*YOUR GOAL:* Please rename "legend-item" to "key-item" in the lines starting with the line with "- great-lakes: [429, 124, 606, 223]" and going on through the line with "- lake-ontario: [569, 167, 606, 183]", keeping everything else unchanged. Return only those lines.

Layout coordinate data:

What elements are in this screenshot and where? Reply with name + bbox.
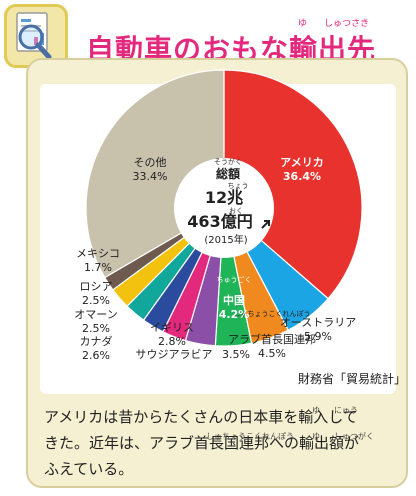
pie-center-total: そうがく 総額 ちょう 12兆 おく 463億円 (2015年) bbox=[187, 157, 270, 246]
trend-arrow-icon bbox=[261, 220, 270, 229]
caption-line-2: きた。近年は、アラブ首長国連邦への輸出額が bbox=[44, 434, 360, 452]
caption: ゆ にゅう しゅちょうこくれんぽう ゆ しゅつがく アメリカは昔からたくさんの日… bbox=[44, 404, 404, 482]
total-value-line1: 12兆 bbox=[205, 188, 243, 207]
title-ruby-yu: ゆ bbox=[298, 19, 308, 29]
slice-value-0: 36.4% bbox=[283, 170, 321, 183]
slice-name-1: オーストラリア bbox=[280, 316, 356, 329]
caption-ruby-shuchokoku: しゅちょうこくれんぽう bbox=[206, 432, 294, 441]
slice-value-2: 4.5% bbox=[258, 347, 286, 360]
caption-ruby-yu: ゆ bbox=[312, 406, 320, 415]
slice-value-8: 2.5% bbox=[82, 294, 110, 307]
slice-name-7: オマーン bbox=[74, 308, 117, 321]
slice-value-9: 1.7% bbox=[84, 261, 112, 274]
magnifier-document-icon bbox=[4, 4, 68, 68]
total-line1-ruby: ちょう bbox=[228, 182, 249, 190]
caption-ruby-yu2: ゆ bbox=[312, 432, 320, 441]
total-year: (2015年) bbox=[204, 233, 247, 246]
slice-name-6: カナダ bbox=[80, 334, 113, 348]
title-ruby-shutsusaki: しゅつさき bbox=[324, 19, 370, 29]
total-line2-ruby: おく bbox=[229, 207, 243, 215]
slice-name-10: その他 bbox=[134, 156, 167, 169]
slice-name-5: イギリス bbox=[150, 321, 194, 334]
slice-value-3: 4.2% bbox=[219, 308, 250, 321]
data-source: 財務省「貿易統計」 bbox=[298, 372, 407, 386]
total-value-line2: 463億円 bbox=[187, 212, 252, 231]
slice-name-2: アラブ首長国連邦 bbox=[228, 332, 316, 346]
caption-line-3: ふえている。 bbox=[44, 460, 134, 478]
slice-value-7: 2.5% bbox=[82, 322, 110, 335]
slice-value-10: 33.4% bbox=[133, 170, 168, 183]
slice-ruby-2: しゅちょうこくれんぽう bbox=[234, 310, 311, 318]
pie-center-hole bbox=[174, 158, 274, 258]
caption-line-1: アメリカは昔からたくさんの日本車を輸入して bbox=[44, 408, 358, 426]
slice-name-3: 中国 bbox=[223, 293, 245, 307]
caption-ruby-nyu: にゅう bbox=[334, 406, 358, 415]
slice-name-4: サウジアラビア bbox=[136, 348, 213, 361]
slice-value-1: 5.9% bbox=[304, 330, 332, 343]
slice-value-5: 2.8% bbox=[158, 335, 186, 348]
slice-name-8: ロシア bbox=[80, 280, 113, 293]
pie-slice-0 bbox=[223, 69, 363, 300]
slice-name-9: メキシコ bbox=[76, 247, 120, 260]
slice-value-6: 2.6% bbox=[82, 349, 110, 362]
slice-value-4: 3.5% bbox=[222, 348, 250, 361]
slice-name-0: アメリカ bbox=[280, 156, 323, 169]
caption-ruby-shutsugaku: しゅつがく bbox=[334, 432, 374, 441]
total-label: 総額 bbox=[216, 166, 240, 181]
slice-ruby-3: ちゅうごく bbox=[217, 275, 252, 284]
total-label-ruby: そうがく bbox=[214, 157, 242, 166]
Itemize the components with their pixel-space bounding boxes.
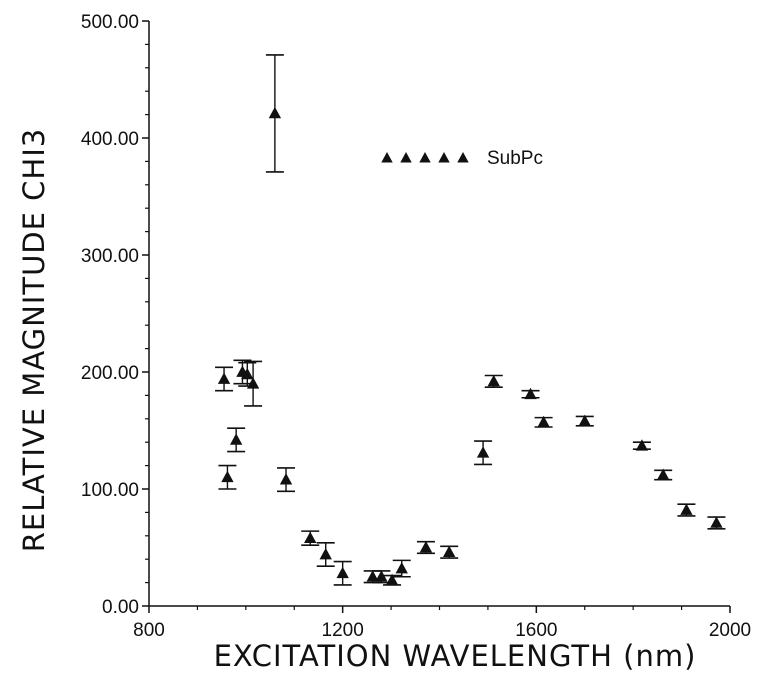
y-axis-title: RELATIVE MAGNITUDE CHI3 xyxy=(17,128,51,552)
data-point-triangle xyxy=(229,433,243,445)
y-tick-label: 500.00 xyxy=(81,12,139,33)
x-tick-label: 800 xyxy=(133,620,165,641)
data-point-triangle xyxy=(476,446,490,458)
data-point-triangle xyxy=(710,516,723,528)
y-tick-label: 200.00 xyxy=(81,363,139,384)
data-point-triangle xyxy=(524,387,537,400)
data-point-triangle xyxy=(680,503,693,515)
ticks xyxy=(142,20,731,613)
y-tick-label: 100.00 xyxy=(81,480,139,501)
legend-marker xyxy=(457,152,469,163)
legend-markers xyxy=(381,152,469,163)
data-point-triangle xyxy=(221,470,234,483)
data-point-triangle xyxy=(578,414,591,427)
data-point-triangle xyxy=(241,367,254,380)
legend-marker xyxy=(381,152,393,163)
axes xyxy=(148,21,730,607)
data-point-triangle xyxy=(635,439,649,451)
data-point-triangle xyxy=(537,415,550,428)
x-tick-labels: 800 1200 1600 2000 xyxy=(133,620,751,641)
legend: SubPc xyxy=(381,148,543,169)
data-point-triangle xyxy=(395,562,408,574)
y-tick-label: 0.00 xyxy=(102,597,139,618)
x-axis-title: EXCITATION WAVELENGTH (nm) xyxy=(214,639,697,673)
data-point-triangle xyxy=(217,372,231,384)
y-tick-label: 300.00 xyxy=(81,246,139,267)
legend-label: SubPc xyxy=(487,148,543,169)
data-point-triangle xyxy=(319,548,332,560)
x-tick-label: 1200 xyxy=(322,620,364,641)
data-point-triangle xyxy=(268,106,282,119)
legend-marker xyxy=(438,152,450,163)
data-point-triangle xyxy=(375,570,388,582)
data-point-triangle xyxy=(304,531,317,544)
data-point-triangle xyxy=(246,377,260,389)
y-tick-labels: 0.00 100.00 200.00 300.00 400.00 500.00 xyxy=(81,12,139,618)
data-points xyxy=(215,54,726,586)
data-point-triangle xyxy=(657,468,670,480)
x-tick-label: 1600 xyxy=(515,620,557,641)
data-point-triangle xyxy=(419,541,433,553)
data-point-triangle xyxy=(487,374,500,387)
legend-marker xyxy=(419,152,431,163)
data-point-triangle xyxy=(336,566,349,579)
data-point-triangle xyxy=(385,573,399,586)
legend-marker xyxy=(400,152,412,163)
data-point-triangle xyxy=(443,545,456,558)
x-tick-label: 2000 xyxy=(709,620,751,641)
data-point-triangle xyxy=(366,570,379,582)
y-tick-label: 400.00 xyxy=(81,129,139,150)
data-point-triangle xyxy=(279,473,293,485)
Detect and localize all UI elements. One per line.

---

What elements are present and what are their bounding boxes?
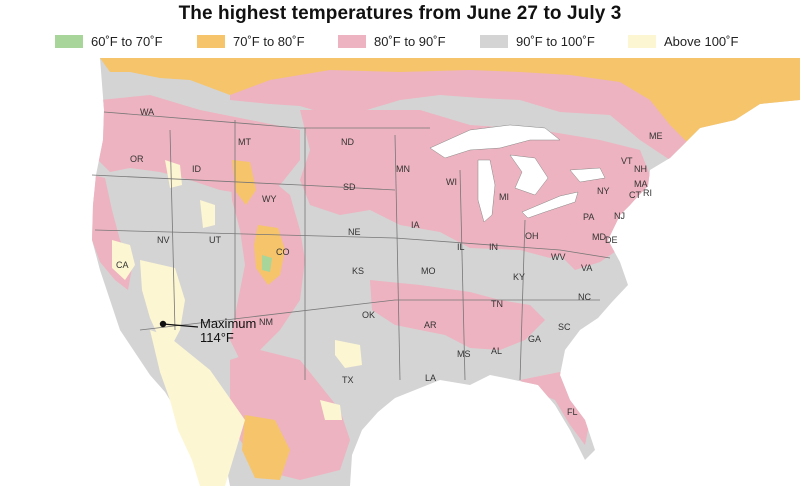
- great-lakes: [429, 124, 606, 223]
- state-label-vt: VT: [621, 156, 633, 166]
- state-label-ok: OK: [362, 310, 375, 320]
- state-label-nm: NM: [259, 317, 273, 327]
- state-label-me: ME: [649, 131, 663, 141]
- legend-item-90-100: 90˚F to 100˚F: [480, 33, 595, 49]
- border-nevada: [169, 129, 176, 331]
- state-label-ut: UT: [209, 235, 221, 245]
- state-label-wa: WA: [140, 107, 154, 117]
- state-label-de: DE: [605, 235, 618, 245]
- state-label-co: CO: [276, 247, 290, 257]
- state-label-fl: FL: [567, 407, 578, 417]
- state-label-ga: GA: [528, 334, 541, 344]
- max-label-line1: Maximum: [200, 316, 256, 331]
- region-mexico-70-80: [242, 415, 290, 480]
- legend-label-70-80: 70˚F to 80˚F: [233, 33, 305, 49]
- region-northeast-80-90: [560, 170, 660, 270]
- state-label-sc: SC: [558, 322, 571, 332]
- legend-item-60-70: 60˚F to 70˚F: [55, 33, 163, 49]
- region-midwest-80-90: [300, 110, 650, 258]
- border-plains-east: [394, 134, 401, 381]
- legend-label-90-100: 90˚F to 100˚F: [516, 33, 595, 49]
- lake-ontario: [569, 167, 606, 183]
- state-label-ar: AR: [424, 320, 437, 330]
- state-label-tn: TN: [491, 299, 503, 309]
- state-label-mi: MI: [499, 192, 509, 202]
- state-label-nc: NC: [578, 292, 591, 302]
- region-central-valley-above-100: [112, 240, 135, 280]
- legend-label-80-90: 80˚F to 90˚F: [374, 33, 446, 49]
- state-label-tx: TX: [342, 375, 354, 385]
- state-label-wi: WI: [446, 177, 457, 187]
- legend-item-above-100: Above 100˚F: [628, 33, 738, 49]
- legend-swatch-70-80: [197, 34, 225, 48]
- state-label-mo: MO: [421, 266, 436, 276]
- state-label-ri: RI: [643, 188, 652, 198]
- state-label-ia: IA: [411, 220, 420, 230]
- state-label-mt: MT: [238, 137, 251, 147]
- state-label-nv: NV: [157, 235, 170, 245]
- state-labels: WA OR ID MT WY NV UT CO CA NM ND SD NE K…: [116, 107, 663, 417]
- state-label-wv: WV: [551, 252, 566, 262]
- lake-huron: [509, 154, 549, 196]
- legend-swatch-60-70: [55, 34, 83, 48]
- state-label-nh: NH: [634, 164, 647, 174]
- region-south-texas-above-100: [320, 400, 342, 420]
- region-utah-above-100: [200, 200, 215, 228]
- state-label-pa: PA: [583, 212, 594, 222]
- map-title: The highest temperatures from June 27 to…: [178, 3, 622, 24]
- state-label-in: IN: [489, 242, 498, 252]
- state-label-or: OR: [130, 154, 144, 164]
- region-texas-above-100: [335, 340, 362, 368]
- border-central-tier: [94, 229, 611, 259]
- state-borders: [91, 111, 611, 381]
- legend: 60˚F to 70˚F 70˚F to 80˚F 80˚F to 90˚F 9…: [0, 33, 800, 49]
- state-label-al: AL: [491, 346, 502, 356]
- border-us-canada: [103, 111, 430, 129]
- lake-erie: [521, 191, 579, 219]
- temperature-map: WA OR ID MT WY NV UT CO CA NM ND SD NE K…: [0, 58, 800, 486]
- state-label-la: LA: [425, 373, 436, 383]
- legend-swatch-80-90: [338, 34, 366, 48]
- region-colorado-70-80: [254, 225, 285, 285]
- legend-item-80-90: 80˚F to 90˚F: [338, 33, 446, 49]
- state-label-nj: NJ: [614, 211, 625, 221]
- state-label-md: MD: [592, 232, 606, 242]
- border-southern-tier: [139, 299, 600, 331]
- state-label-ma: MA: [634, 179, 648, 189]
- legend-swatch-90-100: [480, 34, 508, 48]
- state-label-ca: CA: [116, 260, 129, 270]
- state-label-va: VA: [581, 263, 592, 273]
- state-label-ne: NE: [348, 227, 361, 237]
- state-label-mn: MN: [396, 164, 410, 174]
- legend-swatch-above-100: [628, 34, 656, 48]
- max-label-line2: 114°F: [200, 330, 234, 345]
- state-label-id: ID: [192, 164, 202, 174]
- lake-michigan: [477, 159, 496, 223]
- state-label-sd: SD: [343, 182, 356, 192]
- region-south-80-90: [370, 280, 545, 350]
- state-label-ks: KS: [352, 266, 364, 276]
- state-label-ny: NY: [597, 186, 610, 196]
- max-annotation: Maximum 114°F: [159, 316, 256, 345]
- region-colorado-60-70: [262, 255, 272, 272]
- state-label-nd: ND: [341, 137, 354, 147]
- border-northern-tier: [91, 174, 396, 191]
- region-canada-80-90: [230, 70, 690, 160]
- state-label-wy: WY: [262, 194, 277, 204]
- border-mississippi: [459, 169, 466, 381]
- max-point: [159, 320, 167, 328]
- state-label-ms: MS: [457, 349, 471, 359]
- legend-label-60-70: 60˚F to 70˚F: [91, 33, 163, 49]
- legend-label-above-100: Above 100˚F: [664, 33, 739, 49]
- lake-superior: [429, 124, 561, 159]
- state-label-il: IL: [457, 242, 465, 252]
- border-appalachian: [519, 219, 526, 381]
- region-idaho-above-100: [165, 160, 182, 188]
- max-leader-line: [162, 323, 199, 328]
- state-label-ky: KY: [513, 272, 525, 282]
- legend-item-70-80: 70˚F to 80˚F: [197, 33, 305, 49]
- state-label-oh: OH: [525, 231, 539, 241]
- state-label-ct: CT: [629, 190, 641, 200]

* * *

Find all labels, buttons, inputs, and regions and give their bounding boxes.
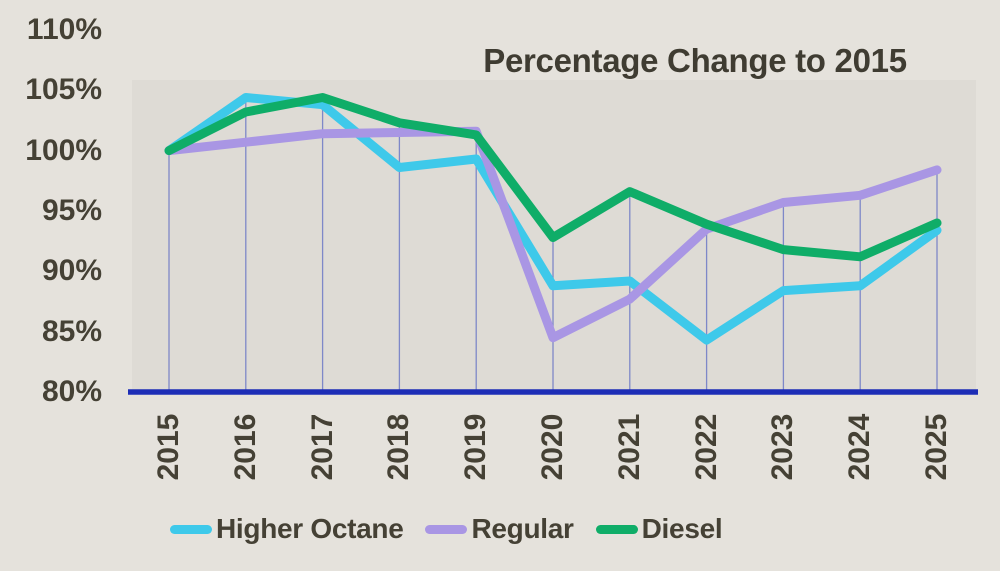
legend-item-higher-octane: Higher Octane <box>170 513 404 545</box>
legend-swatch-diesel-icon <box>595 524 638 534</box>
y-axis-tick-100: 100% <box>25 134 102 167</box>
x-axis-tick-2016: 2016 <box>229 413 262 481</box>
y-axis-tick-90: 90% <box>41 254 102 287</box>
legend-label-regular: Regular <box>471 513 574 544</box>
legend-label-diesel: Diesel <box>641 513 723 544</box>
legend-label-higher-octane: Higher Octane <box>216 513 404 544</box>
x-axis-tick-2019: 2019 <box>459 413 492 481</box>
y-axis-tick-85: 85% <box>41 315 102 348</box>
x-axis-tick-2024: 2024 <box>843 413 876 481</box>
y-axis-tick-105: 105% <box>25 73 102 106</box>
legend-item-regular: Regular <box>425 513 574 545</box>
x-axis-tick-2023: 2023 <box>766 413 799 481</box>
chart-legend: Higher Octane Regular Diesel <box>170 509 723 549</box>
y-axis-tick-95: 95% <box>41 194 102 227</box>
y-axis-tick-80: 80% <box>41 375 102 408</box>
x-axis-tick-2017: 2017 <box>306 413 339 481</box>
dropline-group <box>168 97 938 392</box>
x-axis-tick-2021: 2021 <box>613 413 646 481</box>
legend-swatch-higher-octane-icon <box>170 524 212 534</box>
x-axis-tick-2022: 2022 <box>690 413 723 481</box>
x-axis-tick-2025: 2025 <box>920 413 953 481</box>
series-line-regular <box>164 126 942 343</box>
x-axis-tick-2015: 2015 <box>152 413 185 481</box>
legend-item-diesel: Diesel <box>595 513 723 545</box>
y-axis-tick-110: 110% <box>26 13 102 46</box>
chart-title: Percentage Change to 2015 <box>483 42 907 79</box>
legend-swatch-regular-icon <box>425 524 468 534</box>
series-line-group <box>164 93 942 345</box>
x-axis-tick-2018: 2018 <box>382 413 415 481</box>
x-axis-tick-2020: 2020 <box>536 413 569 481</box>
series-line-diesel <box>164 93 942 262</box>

*RESPONSE TO THIS TASK:*
- great-lakes: [429, 124, 606, 223]
- state-label-vt: VT: [621, 156, 633, 166]
- state-label-ok: OK: [362, 310, 375, 320]
- state-label-nm: NM: [259, 317, 273, 327]
- state-label-me: ME: [649, 131, 663, 141]
- key-item-90-100: 90˚F to 100˚F: [480, 33, 595, 49]
- border-nevada: [169, 129, 176, 331]
- state-label-ut: UT: [209, 235, 221, 245]
- state-label-wa: WA: [140, 107, 154, 117]
- state-label-de: DE: [605, 235, 618, 245]
- state-label-co: CO: [276, 247, 290, 257]
- state-label-fl: FL: [567, 407, 578, 417]
- state-label-ga: GA: [528, 334, 541, 344]
- max-label-line1: Maximum: [200, 316, 256, 331]
- region-mexico-70-80: [242, 415, 290, 480]
- legend-label-70-80: 70˚F to 80˚F: [233, 33, 305, 49]
- region-northeast-80-90: [560, 170, 660, 270]
- state-label-sc: SC: [558, 322, 571, 332]
- key-item-60-70: 60˚F to 70˚F: [55, 33, 163, 49]
- region-midwest-80-90: [300, 110, 650, 258]
- border-plains-east: [394, 134, 401, 381]
- legend-label-90-100: 90˚F to 100˚F: [516, 33, 595, 49]
- lake-ontario: [569, 167, 606, 183]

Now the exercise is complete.